— SHORT PROBLEM —
Each entry below is to be transcribed exactly.
===== EXTRACTED MATERIAL =====
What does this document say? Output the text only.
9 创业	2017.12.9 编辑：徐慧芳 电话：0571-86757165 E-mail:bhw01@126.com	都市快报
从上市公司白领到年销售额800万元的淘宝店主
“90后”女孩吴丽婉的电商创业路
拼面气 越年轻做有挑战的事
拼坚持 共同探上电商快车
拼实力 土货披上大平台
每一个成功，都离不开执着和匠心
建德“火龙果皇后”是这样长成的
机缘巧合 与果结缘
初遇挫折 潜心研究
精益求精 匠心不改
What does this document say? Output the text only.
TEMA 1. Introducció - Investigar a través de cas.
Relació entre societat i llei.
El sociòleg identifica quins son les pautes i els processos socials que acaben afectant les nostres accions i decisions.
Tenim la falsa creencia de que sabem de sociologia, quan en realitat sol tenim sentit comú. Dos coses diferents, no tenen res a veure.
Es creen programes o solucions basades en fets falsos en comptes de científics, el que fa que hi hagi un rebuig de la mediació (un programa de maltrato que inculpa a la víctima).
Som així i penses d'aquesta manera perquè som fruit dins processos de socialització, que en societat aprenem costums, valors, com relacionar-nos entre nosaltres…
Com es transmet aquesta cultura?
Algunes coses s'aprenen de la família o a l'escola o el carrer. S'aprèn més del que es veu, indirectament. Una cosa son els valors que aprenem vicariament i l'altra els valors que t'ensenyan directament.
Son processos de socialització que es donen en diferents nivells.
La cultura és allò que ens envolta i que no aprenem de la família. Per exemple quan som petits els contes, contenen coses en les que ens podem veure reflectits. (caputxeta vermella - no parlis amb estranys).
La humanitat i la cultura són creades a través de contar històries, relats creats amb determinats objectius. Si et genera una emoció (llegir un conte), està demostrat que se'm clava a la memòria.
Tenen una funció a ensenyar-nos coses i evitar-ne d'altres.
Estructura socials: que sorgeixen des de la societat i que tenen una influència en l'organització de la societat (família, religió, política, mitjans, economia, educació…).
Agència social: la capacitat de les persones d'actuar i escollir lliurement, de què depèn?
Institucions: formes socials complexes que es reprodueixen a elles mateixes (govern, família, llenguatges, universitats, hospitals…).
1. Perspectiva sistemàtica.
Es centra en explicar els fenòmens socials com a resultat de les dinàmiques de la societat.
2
=====
— ANSWER TO THE TASK —
What does this document say? Output the text only.
9 创业	2017.12.9 编辑：徐慧芳 电话：0571-86757165 E-mail:bhw01@126.com	都市快报
从上市公司白领到年销售额800万元的淘宝店主
“90后”女孩吴丽婉的电商创业路
拼面气 越年轻做有挑战的事
拼坚持 共同探上电商快车
拼实力 土货披上大平台
每一个成功，都离不开执着和匠心
建德“火龙果皇后”是这样长成的
机缘巧合 与果结缘
初遇挫折 潜心研究
精益求精 匠心不改
What does this document say? Output the text only.
TEMA 1. Introducció - Investigar a través de cas.
Relació entre societat i llei.
El sociòleg identifica quins son les pautes i els processos socials que acaben afectant les nostres accions i decisions.
Tenim la falsa creencia de que sabem de sociologia, quan en realitat sol tenim sentit comú. Dos coses diferents, no tenen res a veure.
Es creen programes o solucions basades en fets falsos en comptes de científics, el que fa que hi hagi un rebuig de la mediació (un programa de maltrato que inculpa a la víctima).
Som així i penses d'aquesta manera perquè som fruit dins processos de socialització, que en societat aprenem costums, valors, com relacionar-nos entre nosaltres…
Com es transmet aquesta cultura?
Algunes coses s'aprenen de la família o a l'escola o el carrer. S'aprèn més del que es veu, indirectament. Una cosa son els valors que aprenem vicariament i l'altra els valors que t'ensenyan directament.
Son processos de socialització que es donen en diferents nivells.
La cultura és allò que ens envolta i que no aprenem de la família. Per exemple quan som petits els contes, contenen coses en les que ens podem veure reflectits. (caputxeta vermella - no parlis amb estranys).
La humanitat i la cultura són creades a través de contar històries, relats creats amb determinats objectius. Si et genera una emoció (llegir un conte), està demostrat que se'm clava a la memòria.
Tenen una funció a ensenyar-nos coses i evitar-ne d'altres.
Estructura socials: que sorgeixen des de la societat i que tenen una influència en l'organització de la societat (família, religió, política, mitjans, economia, educació…).
Agència social: la capacitat de les persones d'actuar i escollir lliurement, de què depèn?
Institucions: formes socials complexes que es reprodueixen a elles mateixes (govern, família, llenguatges, universitats, hospitals…).
1. Perspectiva sistemàtica.
Es centra en explicar els fenòmens socials com a resultat de les dinàmiques de la societat.
2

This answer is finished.